◆ Set task ◆
Exactly as they appear, output all of the records. Skip any images.
[Extracted records start]
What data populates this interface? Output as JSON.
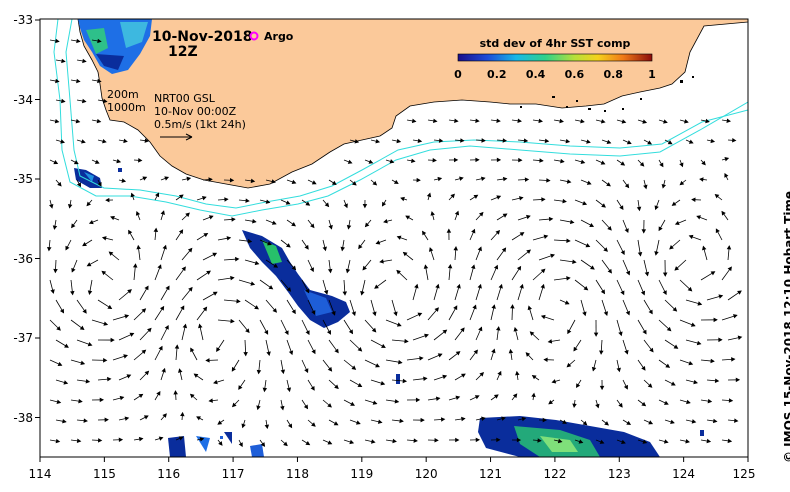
{
  "map": {
    "date_label": "10-Nov-2018",
    "hour_label": "12Z",
    "argo_label": "Argo",
    "colorbar_title": "std dev of 4hr SST comp",
    "colorbar_ticks": [
      "0",
      "0.2",
      "0.4",
      "0.6",
      "0.8",
      "1"
    ],
    "contour_labels": [
      "200m",
      "1000m"
    ],
    "product_label": "NRT00 GSL",
    "product_time": "10-Nov 00:00Z",
    "vector_scale_label": "0.5m/s (1kt 24h)",
    "x_ticks": [
      "114",
      "115",
      "116",
      "117",
      "118",
      "119",
      "120",
      "121",
      "122",
      "123",
      "124",
      "125"
    ],
    "y_ticks": [
      "-33",
      "-34",
      "-35",
      "-36",
      "-37",
      "-38"
    ],
    "credit": "© IMOS 15-Nov-2018 12:10 Hobart Time",
    "colors": {
      "land": "#fbc99a",
      "contour": "#33dddd",
      "argo": "#ff00ff",
      "sst_low": "#0a2d9c",
      "sst_mid": "#27c06a"
    },
    "longitude_range": [
      114,
      125
    ],
    "latitude_range": [
      -38.5,
      -33
    ]
  }
}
[Extracted records end]
◆ Solution to the exercise ◆
What data populates this interface? Output as JSON.
{
  "map": {
    "date_label": "10-Nov-2018",
    "hour_label": "12Z",
    "argo_label": "Argo",
    "colorbar_title": "std dev of 4hr SST comp",
    "colorbar_ticks": [
      "0",
      "0.2",
      "0.4",
      "0.6",
      "0.8",
      "1"
    ],
    "contour_labels": [
      "200m",
      "1000m"
    ],
    "product_label": "NRT00 GSL",
    "product_time": "10-Nov 00:00Z",
    "vector_scale_label": "0.5m/s (1kt 24h)",
    "x_ticks": [
      "114",
      "115",
      "116",
      "117",
      "118",
      "119",
      "120",
      "121",
      "122",
      "123",
      "124",
      "125"
    ],
    "y_ticks": [
      "-33",
      "-34",
      "-35",
      "-36",
      "-37",
      "-38"
    ],
    "credit": "© IMOS 15-Nov-2018 12:10 Hobart Time",
    "colors": {
      "land": "#fbc99a",
      "contour": "#33dddd",
      "argo": "#ff00ff",
      "sst_low": "#0a2d9c",
      "sst_mid": "#27c06a"
    },
    "longitude_range": [
      114,
      125
    ],
    "latitude_range": [
      -38.5,
      -33
    ]
  }
}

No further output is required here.